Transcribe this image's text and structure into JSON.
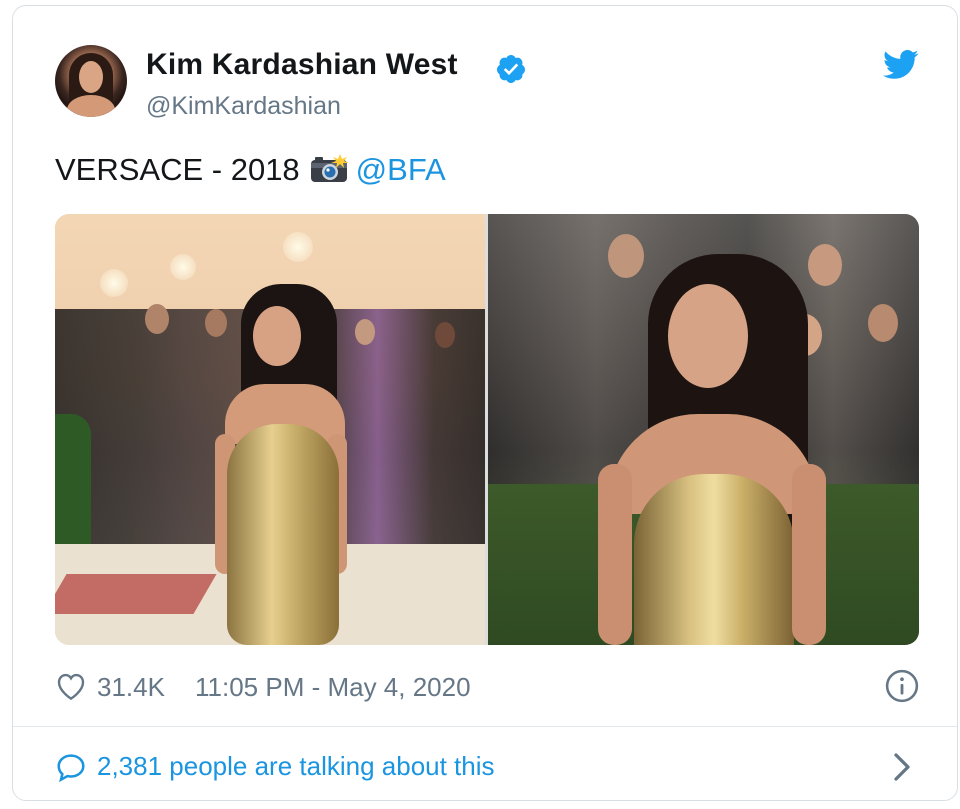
{
  "author": {
    "display_name": "Kim Kardashian West",
    "handle": "@KimKardashian",
    "verified": true
  },
  "tweet": {
    "text": "VERSACE - 2018",
    "emoji": "camera-with-flash-icon",
    "mention": "@BFA"
  },
  "media": {
    "photos": [
      "photo-left",
      "photo-right"
    ]
  },
  "stats": {
    "likes": "31.4K",
    "timestamp": "11:05 PM - May 4, 2020"
  },
  "conversation": {
    "label": "2,381 people are talking about this"
  },
  "colors": {
    "brand": "#1da1f2",
    "link": "#1b95e0",
    "muted": "#657786",
    "text": "#14171a"
  },
  "icons": [
    "twitter-bird-icon",
    "verified-badge-icon",
    "heart-icon",
    "info-icon",
    "comment-bubble-icon",
    "chevron-right-icon"
  ]
}
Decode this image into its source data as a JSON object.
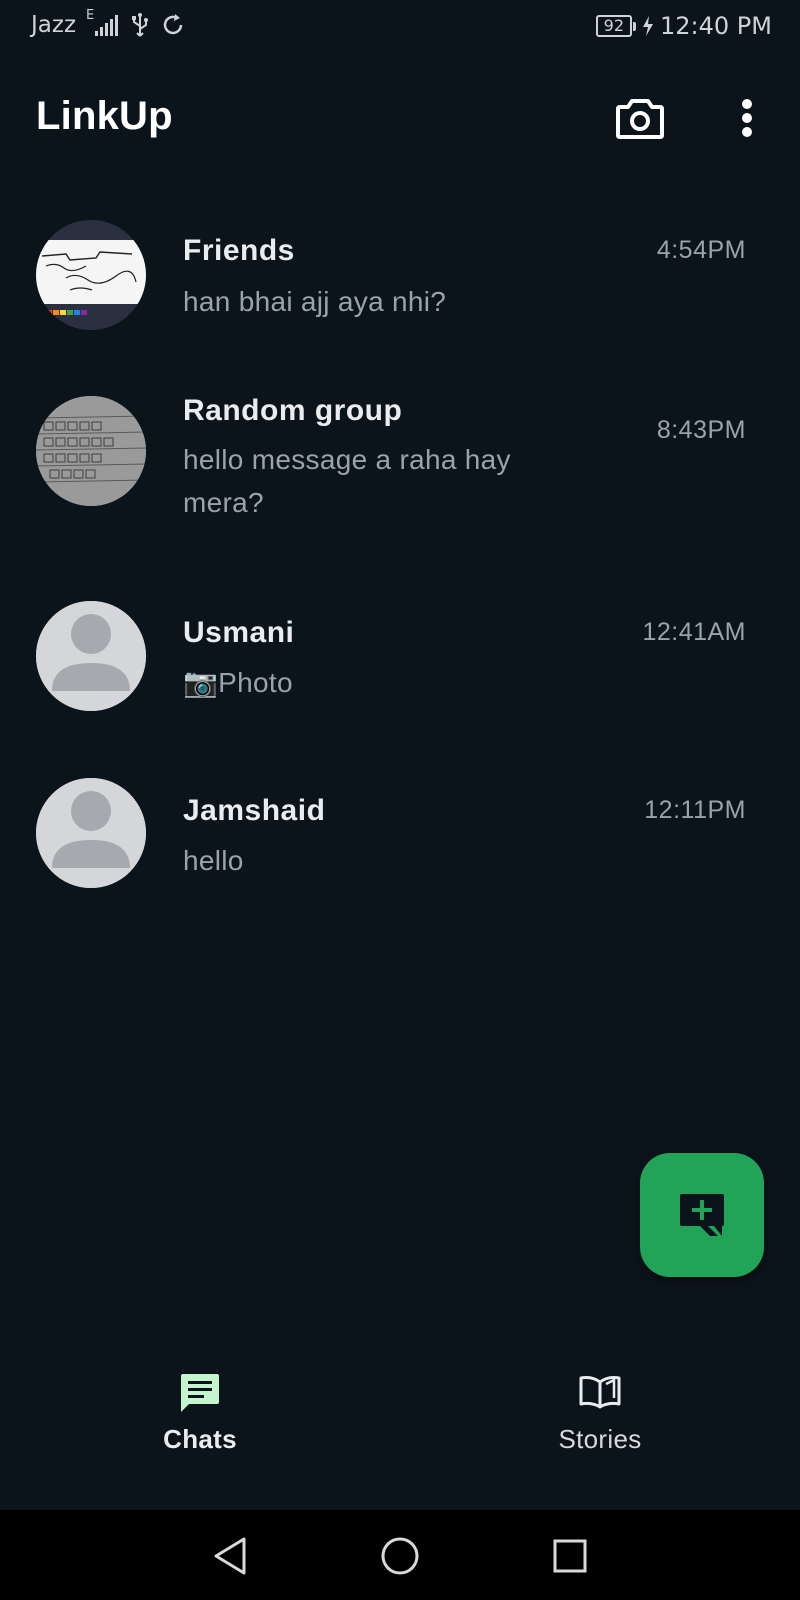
{
  "status_bar": {
    "carrier": "Jazz",
    "network_type": "E",
    "battery_level": "92",
    "time": "12:40 PM",
    "icons": [
      "signal-icon",
      "usb-icon",
      "sync-icon",
      "battery-icon",
      "charging-icon"
    ]
  },
  "app_bar": {
    "title": "LinkUp",
    "actions": [
      "camera-icon",
      "more-vert-icon"
    ]
  },
  "chats": [
    {
      "name": "Friends",
      "message": "han bhai ajj aya nhi?",
      "time": "4:54PM",
      "avatar": "photo-whiteboard"
    },
    {
      "name": "Random group",
      "message": "hello message a raha hay mera?",
      "time": "8:43PM",
      "avatar": "photo-notebook"
    },
    {
      "name": "Usmani",
      "message": "📷Photo",
      "time": "12:41AM",
      "avatar": "default-person-icon"
    },
    {
      "name": "Jamshaid",
      "message": "hello",
      "time": "12:11PM",
      "avatar": "default-person-icon"
    }
  ],
  "fab": {
    "icon": "new-chat-icon",
    "color": "#21a358"
  },
  "bottom_nav": {
    "items": [
      {
        "label": "Chats",
        "icon": "chat-icon",
        "active": true
      },
      {
        "label": "Stories",
        "icon": "book-open-icon",
        "active": false
      }
    ]
  },
  "system_nav": {
    "buttons": [
      "back-icon",
      "home-icon",
      "recents-icon"
    ]
  },
  "colors": {
    "background": "#0b131b",
    "accent": "#21a358",
    "active_nav_icon": "#c4f5cf"
  }
}
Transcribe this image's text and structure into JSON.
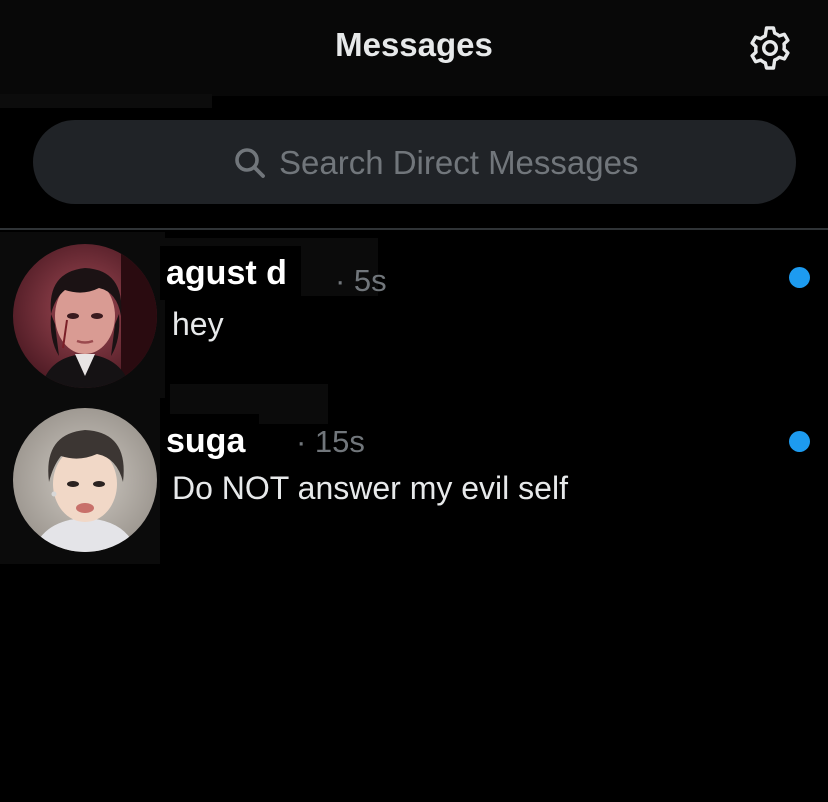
{
  "header": {
    "title": "Messages",
    "settings_icon": "gear-icon"
  },
  "search": {
    "icon": "search-icon",
    "placeholder": "Search Direct Messages"
  },
  "conversations": [
    {
      "name": "agust d",
      "time": "· 5s",
      "preview": "hey",
      "unread": true
    },
    {
      "name": "suga",
      "time": "· 15s",
      "preview": "Do NOT answer my evil self",
      "unread": true
    }
  ],
  "colors": {
    "background": "#000000",
    "search_bg": "#202327",
    "secondary_text": "#71767b",
    "unread_dot": "#1d9bf0"
  }
}
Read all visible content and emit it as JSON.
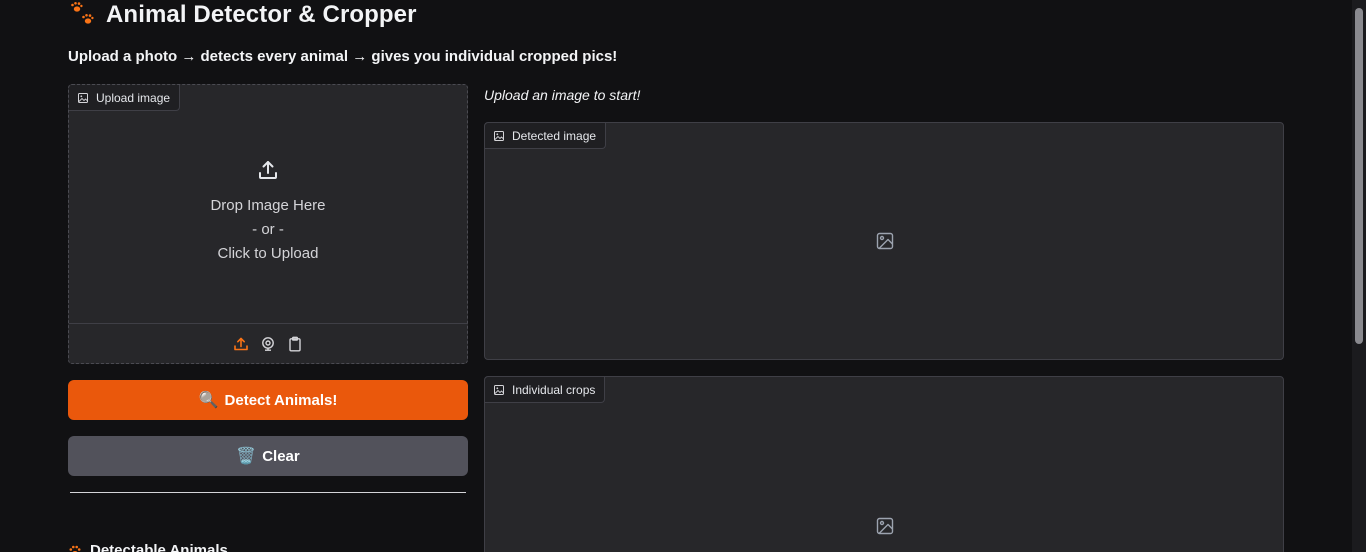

## BRIEF
From the material above, count the lines that include "JSON" and give only the total.

## RESULT OF THE TASK
4